• _TASK STATEMENT_: Return each line that holds the word "Impressions".

• _RECORDS SHOWN_:
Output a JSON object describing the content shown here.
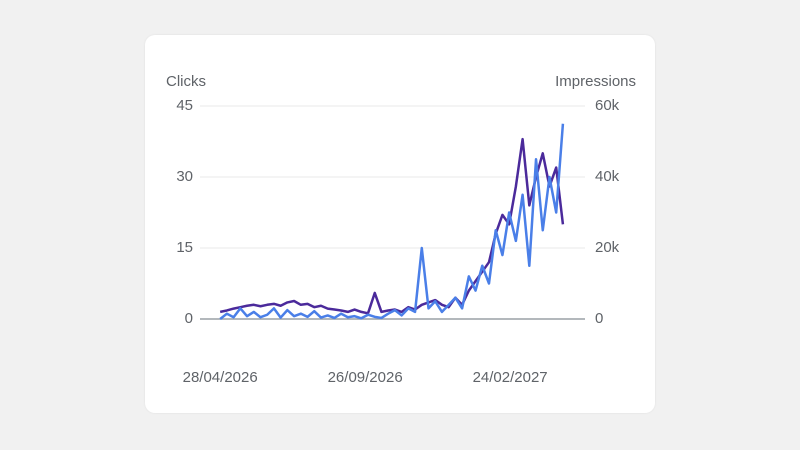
{
  "chart_data": {
    "type": "line",
    "y_label": "Clicks",
    "y2_label": "Impressions",
    "x": [
      "2026-04-28",
      "2026-05-05",
      "2026-05-12",
      "2026-05-19",
      "2026-05-26",
      "2026-06-02",
      "2026-06-09",
      "2026-06-16",
      "2026-06-23",
      "2026-06-30",
      "2026-07-07",
      "2026-07-14",
      "2026-07-21",
      "2026-07-28",
      "2026-08-04",
      "2026-08-11",
      "2026-08-18",
      "2026-08-25",
      "2026-09-01",
      "2026-09-08",
      "2026-09-15",
      "2026-09-22",
      "2026-09-29",
      "2026-10-06",
      "2026-10-13",
      "2026-10-20",
      "2026-10-27",
      "2026-11-03",
      "2026-11-10",
      "2026-11-17",
      "2026-11-24",
      "2026-12-01",
      "2026-12-08",
      "2026-12-15",
      "2026-12-22",
      "2026-12-29",
      "2027-01-05",
      "2027-01-12",
      "2027-01-19",
      "2027-01-26",
      "2027-02-02",
      "2027-02-09",
      "2027-02-16",
      "2027-02-23",
      "2027-03-02",
      "2027-03-09",
      "2027-03-16",
      "2027-03-23",
      "2027-03-30",
      "2027-04-06",
      "2027-04-13",
      "2027-04-20"
    ],
    "series": [
      {
        "name": "Clicks",
        "color": "#4b2a9b",
        "axis": "y",
        "values": [
          1.5,
          1.8,
          2.2,
          2.5,
          2.8,
          3,
          2.7,
          3,
          3.2,
          2.8,
          3.5,
          3.8,
          3,
          3.2,
          2.5,
          2.8,
          2.2,
          2,
          1.8,
          1.5,
          2,
          1.5,
          1.2,
          5.5,
          1.5,
          1.8,
          2,
          1.5,
          2.5,
          2,
          3,
          3.5,
          4,
          3,
          2.5,
          4.5,
          3,
          6,
          8,
          10,
          12,
          18,
          22,
          20,
          28,
          38,
          24,
          30,
          35,
          28,
          32,
          20
        ]
      },
      {
        "name": "Impressions",
        "color": "#4a7fe8",
        "axis": "y2",
        "values": [
          0,
          1500,
          500,
          3000,
          800,
          2000,
          500,
          1200,
          3000,
          400,
          2500,
          800,
          1500,
          600,
          2200,
          400,
          1000,
          300,
          1500,
          500,
          800,
          200,
          1200,
          600,
          300,
          1500,
          2500,
          1000,
          3000,
          2000,
          20000,
          3000,
          5000,
          2000,
          4000,
          6000,
          3000,
          12000,
          8000,
          15000,
          10000,
          25000,
          18000,
          30000,
          22000,
          35000,
          15000,
          45000,
          25000,
          40000,
          30000,
          55000
        ]
      }
    ],
    "xlim": [
      "2026-04-07",
      "2027-05-13"
    ],
    "xticks": [
      {
        "value": "2026-04-28",
        "label": "28/04/2026"
      },
      {
        "value": "2026-09-26",
        "label": "26/09/2026"
      },
      {
        "value": "2027-02-24",
        "label": "24/02/2027"
      }
    ],
    "ylim": [
      0,
      45
    ],
    "yticks": [
      0,
      15,
      30,
      45
    ],
    "y2lim": [
      0,
      60000
    ],
    "y2ticks": [
      0,
      {
        "value": 20000,
        "label": "20k"
      },
      {
        "value": 40000,
        "label": "40k"
      },
      {
        "value": 60000,
        "label": "60k"
      }
    ],
    "grid": true
  }
}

• _EXPECTED ANSWER_:
    "y2_label": "Impressions",
        "name": "Impressions",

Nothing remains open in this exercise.